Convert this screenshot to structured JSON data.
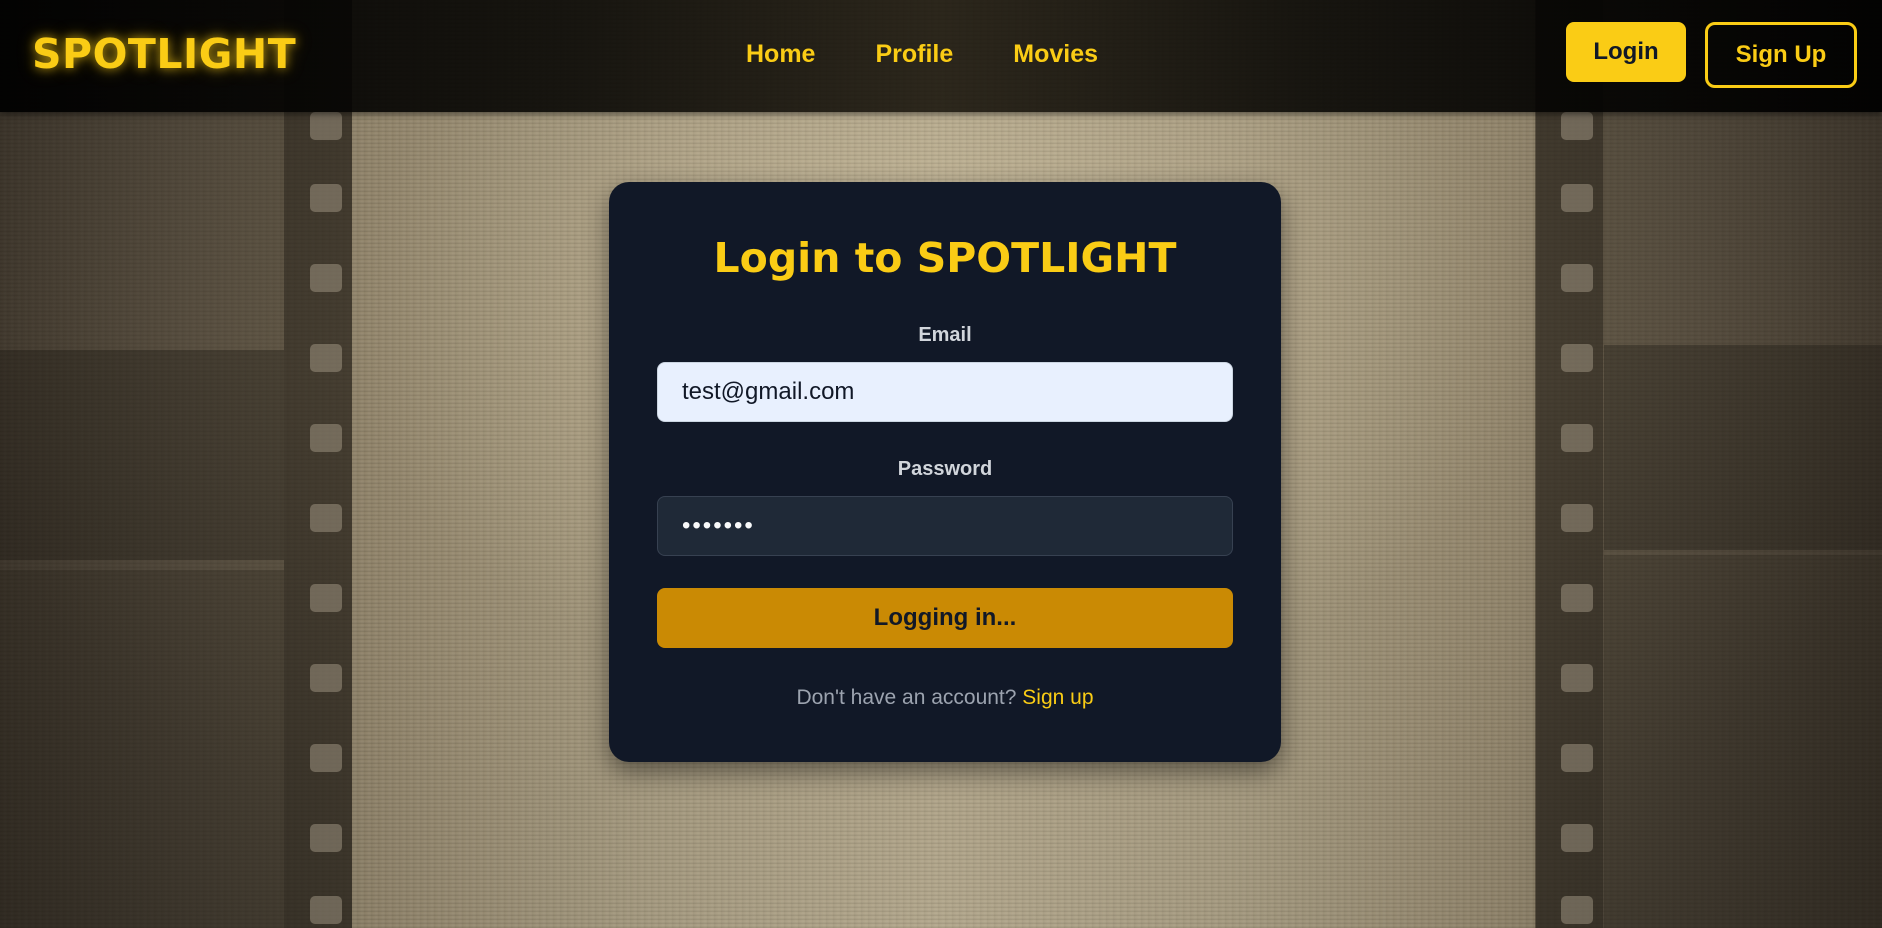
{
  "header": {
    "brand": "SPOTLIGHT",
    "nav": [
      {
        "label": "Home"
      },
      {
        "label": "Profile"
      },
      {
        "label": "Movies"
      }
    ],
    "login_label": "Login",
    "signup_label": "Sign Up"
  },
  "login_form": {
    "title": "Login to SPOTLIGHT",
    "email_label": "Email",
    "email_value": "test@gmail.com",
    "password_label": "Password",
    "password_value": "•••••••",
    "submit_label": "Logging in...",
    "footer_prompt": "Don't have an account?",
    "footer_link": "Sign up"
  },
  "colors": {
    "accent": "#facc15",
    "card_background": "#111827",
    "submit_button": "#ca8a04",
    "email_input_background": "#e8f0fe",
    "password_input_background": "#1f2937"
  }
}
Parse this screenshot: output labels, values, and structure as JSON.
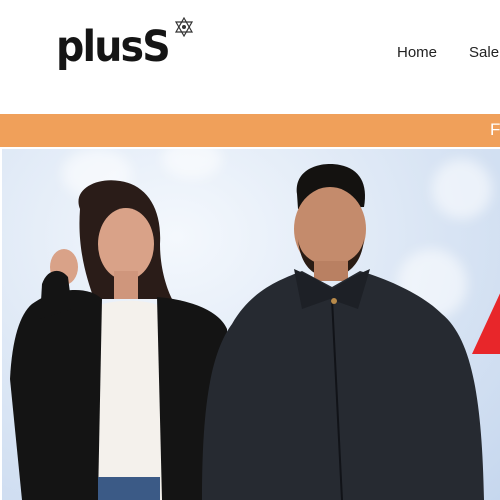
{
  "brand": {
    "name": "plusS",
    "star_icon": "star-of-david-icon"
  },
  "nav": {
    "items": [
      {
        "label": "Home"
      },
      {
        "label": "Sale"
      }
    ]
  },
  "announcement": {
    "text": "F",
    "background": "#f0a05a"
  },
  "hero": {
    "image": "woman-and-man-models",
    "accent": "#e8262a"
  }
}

__________________________________________________

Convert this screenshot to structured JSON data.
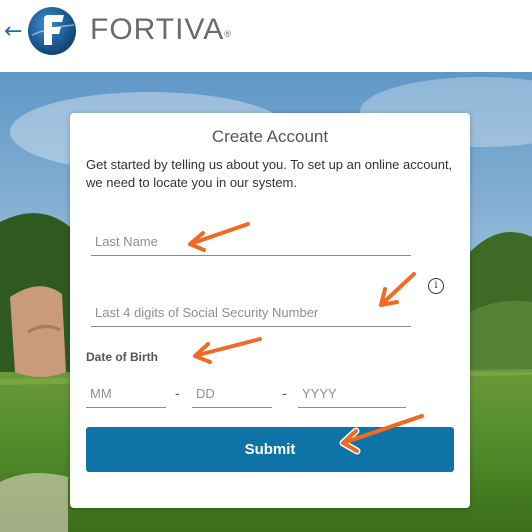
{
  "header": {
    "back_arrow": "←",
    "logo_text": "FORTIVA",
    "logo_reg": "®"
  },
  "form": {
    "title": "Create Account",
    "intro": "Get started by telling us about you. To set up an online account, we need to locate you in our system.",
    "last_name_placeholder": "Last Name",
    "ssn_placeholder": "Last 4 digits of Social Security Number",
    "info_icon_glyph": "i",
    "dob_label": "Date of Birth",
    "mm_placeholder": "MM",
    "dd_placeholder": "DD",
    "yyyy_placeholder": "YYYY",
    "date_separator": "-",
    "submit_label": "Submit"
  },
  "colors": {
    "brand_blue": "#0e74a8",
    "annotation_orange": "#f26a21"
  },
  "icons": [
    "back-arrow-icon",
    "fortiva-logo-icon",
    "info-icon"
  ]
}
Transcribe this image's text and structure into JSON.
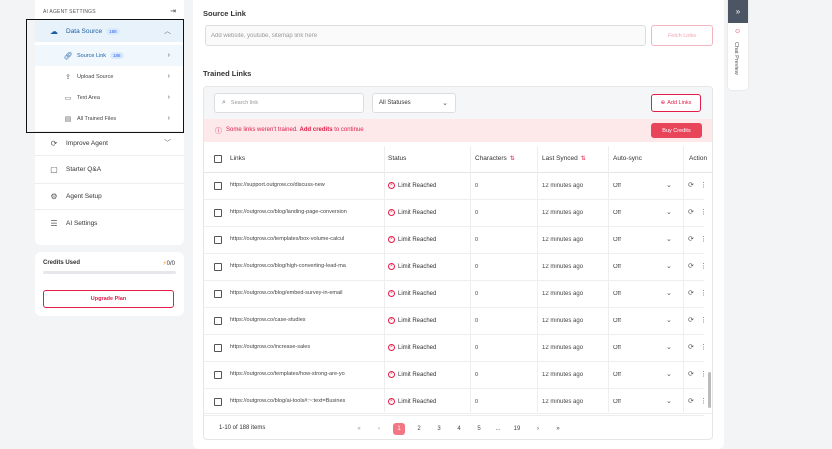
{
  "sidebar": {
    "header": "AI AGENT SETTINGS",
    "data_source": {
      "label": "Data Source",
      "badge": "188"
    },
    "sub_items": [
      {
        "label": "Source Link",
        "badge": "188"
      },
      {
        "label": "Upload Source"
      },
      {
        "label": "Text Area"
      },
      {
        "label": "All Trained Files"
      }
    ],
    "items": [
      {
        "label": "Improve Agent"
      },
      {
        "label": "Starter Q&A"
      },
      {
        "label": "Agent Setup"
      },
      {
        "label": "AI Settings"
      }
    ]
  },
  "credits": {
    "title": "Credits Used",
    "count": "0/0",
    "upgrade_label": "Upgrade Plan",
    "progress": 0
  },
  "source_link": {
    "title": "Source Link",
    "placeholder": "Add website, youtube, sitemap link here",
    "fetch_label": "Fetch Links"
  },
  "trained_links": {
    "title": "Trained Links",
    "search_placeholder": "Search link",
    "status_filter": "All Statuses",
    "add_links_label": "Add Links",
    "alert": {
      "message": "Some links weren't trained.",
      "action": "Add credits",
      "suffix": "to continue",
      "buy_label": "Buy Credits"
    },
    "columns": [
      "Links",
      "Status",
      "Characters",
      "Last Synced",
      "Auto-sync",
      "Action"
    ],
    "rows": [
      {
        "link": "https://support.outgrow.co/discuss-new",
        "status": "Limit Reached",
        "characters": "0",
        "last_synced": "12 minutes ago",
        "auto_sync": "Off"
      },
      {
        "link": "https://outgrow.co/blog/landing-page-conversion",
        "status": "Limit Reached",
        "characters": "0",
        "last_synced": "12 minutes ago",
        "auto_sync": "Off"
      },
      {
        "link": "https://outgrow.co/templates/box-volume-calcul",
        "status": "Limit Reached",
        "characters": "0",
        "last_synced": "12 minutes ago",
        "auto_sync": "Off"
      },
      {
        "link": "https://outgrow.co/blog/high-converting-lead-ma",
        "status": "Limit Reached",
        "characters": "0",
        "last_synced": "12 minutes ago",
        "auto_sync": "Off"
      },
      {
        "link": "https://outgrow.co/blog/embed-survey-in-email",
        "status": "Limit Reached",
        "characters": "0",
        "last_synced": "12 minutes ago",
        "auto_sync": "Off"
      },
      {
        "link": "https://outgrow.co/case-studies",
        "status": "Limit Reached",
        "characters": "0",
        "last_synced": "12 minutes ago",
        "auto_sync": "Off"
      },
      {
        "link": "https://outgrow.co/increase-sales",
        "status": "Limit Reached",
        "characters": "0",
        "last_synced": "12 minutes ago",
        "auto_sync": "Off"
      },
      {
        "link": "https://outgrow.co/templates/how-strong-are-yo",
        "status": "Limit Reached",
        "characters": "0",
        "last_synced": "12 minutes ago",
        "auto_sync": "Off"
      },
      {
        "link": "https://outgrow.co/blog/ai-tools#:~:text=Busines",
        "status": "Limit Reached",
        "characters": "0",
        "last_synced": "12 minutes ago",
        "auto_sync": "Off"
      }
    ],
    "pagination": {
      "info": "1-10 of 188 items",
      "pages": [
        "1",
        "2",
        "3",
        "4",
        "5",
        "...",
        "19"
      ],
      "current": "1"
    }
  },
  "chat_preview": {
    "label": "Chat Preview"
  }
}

__________________________________________________

**TASK DESCRIPTION**. Pick out each line containing the string "templates" and copy it.

**RESULT FOR THIS TASK**.
        "link": "https://outgrow.co/templates/box-volume-calcul",
        "link": "https://outgrow.co/templates/how-strong-are-yo",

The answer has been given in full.